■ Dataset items
——
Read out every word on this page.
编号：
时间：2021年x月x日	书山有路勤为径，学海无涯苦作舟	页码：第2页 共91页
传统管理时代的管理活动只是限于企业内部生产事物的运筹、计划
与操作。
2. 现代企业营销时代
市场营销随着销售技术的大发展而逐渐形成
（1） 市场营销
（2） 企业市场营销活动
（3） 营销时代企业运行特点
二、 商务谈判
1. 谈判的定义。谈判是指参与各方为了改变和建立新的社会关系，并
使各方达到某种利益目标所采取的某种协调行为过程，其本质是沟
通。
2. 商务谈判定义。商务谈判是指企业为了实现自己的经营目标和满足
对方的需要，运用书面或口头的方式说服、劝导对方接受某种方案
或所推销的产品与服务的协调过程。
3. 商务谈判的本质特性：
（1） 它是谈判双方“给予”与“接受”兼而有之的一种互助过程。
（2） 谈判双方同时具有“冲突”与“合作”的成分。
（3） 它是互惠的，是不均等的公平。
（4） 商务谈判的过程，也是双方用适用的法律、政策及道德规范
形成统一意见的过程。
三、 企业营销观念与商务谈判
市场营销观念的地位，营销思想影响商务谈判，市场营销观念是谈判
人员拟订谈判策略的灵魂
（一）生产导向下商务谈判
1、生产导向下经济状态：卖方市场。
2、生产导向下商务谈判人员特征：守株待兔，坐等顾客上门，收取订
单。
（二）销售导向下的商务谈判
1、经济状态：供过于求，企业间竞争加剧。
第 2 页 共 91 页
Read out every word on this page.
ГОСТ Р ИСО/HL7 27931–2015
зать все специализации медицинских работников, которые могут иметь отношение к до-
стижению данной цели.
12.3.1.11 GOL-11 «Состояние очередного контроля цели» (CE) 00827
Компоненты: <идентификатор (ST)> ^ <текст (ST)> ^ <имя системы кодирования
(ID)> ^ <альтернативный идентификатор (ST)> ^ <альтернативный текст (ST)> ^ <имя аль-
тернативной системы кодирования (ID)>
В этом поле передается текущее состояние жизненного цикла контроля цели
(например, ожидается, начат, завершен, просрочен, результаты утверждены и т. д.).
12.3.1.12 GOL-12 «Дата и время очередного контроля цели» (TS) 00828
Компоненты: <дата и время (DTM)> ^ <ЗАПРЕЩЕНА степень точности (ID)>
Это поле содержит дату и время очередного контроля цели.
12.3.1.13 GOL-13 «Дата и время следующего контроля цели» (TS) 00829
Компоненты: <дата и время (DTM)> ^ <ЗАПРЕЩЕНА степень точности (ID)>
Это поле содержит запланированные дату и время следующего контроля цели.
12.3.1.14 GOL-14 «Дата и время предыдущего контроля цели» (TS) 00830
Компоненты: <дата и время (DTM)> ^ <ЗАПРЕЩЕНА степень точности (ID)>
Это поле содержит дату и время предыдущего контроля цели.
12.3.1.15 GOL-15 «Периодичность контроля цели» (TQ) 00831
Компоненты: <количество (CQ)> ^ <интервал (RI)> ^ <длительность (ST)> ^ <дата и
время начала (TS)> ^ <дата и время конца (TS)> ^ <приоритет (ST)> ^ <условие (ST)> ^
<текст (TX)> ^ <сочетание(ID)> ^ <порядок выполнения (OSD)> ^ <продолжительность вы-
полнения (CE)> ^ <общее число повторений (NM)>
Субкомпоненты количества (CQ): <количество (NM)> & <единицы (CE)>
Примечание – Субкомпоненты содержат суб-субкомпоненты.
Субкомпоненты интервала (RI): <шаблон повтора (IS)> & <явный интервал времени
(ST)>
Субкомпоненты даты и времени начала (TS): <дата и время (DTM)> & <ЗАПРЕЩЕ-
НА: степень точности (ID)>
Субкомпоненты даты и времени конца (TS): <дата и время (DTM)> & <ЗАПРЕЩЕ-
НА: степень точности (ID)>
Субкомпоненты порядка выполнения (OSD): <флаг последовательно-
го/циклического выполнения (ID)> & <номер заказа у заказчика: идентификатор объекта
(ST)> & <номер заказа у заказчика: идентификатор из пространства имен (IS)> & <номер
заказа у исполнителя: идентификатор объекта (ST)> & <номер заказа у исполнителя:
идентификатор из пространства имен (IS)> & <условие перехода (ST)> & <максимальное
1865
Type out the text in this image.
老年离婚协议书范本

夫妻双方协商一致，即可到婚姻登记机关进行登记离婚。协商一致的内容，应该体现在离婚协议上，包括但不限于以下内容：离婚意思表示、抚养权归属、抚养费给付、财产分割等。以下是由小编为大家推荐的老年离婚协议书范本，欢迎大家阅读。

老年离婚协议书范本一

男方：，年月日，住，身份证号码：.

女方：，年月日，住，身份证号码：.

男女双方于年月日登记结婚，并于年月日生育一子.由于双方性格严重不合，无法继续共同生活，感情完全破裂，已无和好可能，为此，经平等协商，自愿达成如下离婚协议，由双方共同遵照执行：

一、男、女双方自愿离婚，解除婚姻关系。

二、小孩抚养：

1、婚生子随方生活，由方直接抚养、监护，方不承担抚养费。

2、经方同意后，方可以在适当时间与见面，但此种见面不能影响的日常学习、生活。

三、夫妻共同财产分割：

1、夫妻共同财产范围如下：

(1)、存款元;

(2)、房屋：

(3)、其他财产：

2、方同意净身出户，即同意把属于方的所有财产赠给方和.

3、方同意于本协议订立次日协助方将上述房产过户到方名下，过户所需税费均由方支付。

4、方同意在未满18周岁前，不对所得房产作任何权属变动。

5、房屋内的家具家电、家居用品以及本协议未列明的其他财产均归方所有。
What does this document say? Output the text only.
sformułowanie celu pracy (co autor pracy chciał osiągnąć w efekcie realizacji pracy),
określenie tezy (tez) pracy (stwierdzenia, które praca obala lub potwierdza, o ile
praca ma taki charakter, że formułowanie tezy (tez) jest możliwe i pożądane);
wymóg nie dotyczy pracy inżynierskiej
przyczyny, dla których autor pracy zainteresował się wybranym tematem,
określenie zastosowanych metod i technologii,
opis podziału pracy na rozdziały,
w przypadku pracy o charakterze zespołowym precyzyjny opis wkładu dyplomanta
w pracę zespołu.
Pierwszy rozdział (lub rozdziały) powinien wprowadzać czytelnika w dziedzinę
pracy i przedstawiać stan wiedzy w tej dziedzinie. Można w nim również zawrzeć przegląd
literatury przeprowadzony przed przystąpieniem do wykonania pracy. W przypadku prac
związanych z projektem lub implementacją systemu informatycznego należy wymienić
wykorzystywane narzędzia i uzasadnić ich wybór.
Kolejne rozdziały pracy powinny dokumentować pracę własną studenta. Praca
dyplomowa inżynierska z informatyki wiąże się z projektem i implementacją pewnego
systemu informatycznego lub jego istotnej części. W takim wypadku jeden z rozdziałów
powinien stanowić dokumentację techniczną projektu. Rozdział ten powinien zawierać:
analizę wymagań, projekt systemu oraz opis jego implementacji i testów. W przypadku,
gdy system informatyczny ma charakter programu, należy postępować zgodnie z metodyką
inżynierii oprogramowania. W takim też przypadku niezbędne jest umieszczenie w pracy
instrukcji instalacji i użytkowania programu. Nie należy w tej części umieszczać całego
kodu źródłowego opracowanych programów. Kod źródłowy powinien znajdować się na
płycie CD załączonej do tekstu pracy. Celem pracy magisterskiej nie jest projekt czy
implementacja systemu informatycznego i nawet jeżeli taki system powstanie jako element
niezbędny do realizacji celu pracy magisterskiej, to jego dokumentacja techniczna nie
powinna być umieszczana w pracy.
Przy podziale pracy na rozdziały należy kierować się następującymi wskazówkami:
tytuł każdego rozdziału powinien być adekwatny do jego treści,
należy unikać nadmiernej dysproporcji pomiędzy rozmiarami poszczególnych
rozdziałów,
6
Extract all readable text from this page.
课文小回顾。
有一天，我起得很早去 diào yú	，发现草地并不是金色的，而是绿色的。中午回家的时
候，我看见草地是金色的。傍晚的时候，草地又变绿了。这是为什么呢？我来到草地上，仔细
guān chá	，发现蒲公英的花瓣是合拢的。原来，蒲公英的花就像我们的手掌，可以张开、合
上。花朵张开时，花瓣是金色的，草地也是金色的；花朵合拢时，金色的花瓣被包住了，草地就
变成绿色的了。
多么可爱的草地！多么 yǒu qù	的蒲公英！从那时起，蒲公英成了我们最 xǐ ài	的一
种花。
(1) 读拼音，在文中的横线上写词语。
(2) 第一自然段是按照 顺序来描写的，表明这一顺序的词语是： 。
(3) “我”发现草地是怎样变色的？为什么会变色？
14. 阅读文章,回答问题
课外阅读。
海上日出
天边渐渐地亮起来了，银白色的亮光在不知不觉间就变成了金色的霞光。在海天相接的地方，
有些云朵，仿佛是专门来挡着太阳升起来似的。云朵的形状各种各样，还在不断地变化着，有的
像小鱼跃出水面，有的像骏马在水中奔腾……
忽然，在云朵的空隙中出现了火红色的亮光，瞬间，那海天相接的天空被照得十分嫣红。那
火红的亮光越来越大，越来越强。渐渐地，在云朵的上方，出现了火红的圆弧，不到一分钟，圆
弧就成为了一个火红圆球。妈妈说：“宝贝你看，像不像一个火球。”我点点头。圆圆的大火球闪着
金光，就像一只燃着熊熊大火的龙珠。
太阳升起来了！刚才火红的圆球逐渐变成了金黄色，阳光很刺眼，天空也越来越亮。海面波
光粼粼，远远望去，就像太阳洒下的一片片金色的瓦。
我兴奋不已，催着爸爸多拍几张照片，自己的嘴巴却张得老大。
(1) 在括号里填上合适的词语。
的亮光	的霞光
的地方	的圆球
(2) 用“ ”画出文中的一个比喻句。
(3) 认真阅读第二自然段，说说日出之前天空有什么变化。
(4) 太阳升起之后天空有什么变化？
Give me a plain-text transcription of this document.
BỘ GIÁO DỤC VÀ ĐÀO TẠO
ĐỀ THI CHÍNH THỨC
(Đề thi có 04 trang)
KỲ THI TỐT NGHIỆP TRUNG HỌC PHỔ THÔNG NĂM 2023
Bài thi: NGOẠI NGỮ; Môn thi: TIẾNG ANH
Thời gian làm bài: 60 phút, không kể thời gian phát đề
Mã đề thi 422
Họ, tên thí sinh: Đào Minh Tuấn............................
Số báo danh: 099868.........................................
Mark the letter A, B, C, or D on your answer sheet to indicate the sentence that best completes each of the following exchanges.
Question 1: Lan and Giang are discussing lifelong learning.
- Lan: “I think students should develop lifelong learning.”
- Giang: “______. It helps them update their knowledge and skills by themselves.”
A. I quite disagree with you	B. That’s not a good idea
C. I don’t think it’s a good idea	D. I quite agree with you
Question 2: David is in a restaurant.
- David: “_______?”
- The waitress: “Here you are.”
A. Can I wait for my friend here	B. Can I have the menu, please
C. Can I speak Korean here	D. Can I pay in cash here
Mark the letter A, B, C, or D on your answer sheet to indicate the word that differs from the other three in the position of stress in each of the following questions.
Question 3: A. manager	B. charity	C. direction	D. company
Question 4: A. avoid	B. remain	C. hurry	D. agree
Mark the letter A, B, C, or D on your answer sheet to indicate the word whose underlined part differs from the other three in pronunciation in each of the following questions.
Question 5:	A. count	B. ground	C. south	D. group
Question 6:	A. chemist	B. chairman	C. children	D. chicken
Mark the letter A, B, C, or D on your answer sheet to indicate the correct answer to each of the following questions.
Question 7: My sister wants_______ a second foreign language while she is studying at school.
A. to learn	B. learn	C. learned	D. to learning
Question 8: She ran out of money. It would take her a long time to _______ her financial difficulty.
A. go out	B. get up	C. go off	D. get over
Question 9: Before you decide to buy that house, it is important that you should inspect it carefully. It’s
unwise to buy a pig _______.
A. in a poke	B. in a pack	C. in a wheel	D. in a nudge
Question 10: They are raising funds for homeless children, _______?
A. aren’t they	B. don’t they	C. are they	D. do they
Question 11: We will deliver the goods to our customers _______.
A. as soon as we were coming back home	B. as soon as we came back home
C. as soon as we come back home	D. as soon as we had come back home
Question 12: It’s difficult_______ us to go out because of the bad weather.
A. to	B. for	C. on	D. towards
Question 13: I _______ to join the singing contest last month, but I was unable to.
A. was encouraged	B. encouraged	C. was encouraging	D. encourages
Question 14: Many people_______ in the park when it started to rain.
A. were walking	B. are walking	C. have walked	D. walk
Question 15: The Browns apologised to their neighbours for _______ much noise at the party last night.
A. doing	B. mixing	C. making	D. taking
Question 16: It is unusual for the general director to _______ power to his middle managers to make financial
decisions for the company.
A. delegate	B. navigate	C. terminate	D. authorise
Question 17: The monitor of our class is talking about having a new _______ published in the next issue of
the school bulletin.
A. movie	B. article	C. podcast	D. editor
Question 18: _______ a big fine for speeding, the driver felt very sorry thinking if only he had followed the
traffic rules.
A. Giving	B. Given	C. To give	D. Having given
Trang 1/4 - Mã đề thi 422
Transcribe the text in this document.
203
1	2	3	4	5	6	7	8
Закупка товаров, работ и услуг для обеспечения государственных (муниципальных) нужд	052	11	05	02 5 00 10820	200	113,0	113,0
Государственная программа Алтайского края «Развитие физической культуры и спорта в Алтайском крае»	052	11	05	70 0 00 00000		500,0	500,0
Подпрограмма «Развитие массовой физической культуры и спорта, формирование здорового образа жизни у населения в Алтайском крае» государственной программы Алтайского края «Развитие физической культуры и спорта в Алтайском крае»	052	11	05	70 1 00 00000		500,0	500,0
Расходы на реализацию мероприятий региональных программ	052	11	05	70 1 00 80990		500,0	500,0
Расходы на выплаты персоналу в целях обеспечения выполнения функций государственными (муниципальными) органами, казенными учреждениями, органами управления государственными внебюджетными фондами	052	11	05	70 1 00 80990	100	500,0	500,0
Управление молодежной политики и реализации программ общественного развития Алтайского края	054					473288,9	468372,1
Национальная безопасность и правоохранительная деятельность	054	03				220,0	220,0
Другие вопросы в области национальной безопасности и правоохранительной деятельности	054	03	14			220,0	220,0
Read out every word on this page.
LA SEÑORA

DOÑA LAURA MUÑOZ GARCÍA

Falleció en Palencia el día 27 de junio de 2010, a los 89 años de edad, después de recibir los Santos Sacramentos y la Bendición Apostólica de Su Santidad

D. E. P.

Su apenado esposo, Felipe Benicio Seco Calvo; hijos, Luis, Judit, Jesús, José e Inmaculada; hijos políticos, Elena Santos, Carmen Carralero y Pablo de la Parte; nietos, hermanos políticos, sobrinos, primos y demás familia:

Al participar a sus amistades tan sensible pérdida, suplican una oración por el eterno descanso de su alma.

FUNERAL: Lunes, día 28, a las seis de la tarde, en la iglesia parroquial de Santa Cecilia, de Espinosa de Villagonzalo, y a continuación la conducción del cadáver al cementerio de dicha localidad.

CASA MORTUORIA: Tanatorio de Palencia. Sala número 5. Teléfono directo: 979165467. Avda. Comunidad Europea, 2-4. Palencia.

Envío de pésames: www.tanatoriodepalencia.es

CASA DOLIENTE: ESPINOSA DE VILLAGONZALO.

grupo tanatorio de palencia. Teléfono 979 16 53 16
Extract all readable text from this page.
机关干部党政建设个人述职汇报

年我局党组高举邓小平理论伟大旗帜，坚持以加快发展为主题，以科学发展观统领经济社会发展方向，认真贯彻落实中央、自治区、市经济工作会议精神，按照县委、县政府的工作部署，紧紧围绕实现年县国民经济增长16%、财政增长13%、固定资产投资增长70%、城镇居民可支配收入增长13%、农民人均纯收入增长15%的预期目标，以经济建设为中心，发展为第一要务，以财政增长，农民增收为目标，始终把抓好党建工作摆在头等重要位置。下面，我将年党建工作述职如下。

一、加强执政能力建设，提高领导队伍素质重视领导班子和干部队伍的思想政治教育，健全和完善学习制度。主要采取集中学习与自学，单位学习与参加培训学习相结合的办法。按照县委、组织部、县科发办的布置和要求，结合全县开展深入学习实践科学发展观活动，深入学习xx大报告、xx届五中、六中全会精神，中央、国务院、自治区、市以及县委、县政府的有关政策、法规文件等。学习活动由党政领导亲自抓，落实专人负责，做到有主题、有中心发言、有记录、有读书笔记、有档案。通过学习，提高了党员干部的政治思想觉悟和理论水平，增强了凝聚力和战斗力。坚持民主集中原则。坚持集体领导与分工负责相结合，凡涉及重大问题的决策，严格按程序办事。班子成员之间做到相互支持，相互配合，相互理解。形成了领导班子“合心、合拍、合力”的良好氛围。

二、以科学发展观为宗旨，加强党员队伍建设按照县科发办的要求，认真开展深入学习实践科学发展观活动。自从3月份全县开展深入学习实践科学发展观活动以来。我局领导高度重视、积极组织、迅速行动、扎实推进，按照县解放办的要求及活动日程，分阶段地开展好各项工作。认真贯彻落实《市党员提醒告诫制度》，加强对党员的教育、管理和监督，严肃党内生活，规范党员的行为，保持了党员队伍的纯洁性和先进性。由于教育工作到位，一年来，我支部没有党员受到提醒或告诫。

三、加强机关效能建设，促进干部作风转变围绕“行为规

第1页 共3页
——
■ Problem to work on
Show every line from the listing above in which the string "пространства" appears.

■ Complete response
(ST)> & <номер заказа у заказчика: идентификатор из пространства имен (IS)> & <номер
идентификатор из пространства имен (IS)> & <условие перехода (ST)> & <максимальное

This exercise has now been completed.